WHAT IS NEEDED: Gather all lines from the material that contain the word "much".

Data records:
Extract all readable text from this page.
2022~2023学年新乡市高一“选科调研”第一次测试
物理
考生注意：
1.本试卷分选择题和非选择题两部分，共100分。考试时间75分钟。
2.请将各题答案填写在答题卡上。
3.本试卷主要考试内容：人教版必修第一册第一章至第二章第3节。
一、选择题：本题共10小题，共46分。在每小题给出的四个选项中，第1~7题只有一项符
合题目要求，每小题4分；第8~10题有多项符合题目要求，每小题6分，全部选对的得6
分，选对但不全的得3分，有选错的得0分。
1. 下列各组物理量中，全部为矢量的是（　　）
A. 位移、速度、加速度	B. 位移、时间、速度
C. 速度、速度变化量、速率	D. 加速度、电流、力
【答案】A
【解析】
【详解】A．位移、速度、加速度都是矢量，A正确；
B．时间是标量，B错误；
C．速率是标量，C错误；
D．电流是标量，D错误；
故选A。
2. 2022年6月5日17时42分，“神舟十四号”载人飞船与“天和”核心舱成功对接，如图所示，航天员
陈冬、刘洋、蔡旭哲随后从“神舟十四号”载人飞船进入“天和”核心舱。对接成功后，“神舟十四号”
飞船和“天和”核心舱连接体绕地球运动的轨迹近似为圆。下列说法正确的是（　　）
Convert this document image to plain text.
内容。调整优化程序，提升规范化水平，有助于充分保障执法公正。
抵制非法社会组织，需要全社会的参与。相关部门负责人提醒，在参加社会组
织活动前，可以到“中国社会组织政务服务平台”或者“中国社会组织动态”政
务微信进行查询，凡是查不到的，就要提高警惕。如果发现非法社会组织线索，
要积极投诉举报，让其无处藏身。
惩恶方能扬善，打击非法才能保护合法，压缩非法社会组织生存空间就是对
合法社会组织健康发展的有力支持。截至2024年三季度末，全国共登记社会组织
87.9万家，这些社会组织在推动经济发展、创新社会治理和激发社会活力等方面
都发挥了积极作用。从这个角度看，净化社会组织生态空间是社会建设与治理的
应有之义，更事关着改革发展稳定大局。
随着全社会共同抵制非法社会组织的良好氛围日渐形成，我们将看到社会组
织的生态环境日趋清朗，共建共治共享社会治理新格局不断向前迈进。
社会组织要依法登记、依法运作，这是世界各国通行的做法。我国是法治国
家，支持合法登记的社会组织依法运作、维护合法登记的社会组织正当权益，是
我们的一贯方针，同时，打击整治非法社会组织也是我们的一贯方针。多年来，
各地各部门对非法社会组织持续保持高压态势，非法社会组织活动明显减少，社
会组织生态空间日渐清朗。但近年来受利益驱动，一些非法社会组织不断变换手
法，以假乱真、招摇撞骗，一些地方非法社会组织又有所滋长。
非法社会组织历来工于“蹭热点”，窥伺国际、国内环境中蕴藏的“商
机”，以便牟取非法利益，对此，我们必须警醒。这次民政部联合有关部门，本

* * *

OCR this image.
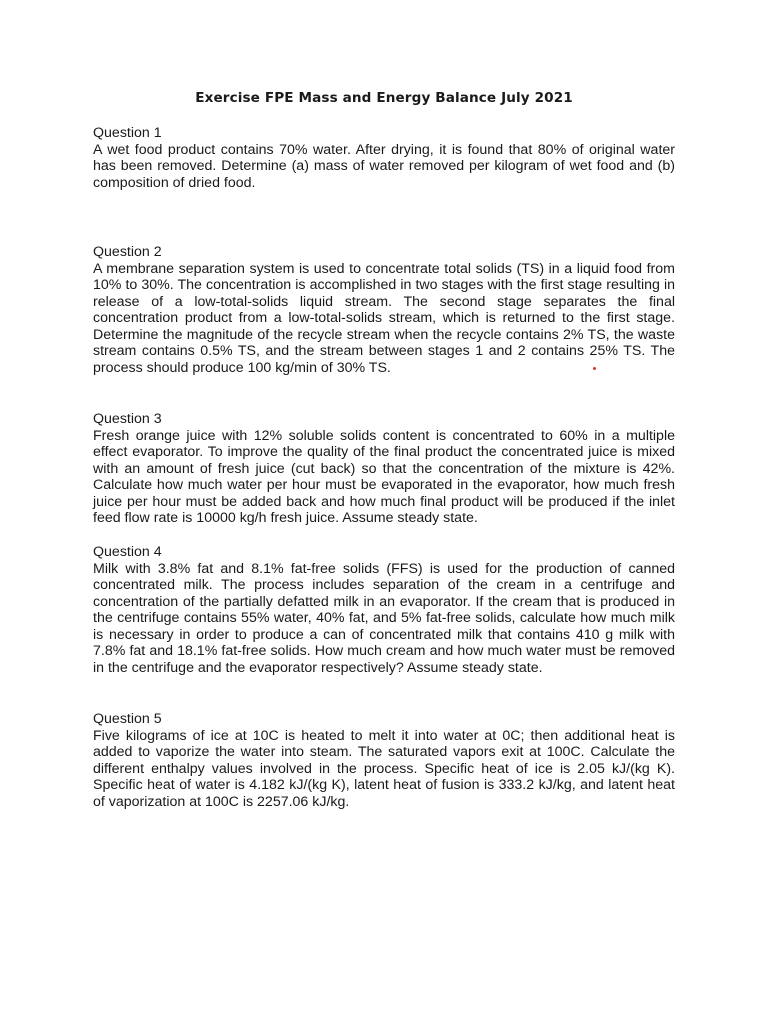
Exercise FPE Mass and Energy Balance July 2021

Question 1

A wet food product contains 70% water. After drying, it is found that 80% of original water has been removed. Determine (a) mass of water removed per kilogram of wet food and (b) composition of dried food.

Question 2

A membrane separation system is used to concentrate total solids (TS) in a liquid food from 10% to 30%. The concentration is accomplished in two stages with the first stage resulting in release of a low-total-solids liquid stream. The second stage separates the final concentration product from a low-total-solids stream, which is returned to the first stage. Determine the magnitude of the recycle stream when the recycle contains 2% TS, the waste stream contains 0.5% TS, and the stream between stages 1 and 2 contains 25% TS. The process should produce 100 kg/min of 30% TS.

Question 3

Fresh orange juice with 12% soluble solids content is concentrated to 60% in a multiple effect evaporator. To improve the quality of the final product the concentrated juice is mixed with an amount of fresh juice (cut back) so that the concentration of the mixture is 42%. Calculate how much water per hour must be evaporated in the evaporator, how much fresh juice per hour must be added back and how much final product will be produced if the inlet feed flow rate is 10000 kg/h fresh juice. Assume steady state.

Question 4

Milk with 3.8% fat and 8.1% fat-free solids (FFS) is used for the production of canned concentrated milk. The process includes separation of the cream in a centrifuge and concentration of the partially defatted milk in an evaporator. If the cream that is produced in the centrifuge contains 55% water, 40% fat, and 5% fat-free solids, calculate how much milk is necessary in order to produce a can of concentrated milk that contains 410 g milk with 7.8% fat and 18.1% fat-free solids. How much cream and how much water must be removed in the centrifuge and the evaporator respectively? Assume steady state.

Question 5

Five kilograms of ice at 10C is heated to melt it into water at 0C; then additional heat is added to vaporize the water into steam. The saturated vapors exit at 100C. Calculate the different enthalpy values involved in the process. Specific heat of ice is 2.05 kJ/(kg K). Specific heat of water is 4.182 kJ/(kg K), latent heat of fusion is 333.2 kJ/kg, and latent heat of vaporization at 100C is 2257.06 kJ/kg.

ANSWER TO THIS EXERCISE:
Fresh orange juice with 12% soluble solids content is concentrated to 60% in a multiple effect evaporator. To improve the quality of the final product the concentrated juice is mixed with an amount of fresh juice (cut back) so that the concentration of the mixture is 42%. Calculate how much water per hour must be evaporated in the evaporator, how much fresh juice per hour must be added back and how much final product will be produced if the inlet feed flow rate is 10000 kg/h fresh juice. Assume steady state.
Milk with 3.8% fat and 8.1% fat-free solids (FFS) is used for the production of canned concentrated milk. The process includes separation of the cream in a centrifuge and concentration of the partially defatted milk in an evaporator. If the cream that is produced in the centrifuge contains 55% water, 40% fat, and 5% fat-free solids, calculate how much milk is necessary in order to produce a can of concentrated milk that contains 410 g milk with 7.8% fat and 18.1% fat-free solids. How much cream and how much water must be removed in the centrifuge and the evaporator respectively? Assume steady state.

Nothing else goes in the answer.